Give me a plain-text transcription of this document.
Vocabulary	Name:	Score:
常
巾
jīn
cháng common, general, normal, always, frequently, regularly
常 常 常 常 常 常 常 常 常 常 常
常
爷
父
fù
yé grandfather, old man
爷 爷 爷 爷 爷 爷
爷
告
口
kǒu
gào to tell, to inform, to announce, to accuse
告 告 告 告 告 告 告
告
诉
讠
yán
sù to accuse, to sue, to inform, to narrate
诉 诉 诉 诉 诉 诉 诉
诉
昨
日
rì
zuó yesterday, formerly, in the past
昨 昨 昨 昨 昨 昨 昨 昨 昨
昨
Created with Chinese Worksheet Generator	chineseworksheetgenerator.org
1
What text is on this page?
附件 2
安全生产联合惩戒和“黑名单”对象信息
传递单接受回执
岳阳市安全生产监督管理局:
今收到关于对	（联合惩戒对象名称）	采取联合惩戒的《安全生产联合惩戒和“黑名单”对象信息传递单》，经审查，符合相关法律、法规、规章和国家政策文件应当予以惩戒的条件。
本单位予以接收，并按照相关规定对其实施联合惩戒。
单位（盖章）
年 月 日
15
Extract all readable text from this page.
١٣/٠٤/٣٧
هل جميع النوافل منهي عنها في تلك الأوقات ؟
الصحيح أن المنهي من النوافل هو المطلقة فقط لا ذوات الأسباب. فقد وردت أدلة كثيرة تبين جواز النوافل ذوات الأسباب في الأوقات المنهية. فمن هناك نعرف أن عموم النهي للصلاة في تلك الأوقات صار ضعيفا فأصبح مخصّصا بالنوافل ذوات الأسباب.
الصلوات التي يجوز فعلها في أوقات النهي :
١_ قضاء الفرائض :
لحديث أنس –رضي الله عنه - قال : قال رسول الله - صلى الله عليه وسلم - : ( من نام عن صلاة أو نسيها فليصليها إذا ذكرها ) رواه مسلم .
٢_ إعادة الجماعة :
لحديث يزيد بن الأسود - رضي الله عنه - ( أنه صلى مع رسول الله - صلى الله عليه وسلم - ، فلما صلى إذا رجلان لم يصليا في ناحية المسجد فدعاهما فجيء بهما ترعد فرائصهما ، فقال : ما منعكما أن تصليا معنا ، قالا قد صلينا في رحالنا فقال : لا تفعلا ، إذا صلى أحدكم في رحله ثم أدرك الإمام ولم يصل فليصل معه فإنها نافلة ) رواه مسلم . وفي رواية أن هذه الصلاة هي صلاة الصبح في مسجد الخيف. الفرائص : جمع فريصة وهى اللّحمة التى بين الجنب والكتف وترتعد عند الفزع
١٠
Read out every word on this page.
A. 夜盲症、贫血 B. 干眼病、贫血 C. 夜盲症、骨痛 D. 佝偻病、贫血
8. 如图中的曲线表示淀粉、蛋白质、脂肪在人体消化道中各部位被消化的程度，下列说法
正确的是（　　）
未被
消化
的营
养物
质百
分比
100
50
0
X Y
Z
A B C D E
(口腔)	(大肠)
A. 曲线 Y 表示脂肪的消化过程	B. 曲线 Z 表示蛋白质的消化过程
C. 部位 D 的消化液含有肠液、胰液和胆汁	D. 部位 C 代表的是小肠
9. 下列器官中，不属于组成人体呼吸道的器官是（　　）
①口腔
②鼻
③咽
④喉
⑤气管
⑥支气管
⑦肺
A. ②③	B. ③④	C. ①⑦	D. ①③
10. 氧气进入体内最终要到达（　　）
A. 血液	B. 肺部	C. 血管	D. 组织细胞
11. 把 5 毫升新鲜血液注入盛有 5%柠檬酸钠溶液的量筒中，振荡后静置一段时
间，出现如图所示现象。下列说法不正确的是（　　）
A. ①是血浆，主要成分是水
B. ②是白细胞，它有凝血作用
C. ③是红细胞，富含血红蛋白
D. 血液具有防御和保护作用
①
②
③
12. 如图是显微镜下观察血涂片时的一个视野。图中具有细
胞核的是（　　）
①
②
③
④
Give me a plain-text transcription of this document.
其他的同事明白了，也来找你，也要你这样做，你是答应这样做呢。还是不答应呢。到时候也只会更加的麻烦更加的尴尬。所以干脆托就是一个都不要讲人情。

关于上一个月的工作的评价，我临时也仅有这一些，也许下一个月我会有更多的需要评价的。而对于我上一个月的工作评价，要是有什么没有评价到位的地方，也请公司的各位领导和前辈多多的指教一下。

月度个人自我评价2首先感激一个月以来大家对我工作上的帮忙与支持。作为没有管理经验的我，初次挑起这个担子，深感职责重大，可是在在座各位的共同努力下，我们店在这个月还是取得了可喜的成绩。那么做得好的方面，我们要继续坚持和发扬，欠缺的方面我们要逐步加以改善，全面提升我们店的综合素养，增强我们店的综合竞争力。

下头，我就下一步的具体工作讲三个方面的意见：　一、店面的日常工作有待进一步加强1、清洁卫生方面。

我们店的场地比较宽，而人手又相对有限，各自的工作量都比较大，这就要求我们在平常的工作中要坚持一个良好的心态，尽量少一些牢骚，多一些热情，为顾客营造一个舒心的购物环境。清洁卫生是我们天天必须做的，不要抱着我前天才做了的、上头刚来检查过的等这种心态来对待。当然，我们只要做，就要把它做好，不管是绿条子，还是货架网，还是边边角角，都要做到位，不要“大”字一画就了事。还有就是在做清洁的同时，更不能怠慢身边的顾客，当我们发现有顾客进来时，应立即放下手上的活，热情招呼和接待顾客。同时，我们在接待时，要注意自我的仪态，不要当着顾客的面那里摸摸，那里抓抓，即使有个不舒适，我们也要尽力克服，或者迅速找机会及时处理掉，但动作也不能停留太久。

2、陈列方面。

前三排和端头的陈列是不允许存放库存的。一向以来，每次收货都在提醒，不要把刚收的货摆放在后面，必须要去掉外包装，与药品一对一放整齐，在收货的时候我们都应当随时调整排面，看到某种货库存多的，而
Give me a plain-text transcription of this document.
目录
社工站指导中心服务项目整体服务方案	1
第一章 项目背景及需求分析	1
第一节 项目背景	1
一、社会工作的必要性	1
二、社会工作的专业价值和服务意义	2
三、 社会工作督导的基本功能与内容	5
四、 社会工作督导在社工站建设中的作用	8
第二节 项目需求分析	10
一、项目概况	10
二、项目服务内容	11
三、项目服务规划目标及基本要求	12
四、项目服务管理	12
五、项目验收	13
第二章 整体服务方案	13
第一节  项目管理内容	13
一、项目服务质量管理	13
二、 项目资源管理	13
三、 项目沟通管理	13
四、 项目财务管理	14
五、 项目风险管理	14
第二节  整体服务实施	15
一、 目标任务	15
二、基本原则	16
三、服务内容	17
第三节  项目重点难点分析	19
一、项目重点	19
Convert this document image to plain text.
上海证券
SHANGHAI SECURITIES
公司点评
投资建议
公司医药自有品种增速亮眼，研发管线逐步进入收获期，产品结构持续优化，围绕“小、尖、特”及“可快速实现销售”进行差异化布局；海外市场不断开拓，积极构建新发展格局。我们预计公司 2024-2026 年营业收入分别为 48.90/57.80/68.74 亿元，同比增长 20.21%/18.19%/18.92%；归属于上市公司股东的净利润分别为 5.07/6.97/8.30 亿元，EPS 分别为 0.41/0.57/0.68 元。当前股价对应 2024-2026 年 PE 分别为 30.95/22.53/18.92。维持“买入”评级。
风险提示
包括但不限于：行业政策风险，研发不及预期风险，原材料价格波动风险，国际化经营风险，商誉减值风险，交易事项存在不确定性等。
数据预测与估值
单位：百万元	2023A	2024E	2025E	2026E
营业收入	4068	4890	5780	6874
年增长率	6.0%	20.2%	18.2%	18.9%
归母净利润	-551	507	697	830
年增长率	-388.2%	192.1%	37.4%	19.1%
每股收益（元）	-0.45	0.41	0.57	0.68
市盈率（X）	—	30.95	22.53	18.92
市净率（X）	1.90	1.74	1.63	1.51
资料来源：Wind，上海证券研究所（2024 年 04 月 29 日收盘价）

(BRIEF): Select every line where the word "this" occurs.

(RESULT):
Give me a plain-text transcription of this document.
What text is on this page?
Extract all readable text from this page.
Read out every word on this page.
Give me a plain-text transcription of this document.
Give me a plain-text transcription of this document.
Convert this document image to plain text.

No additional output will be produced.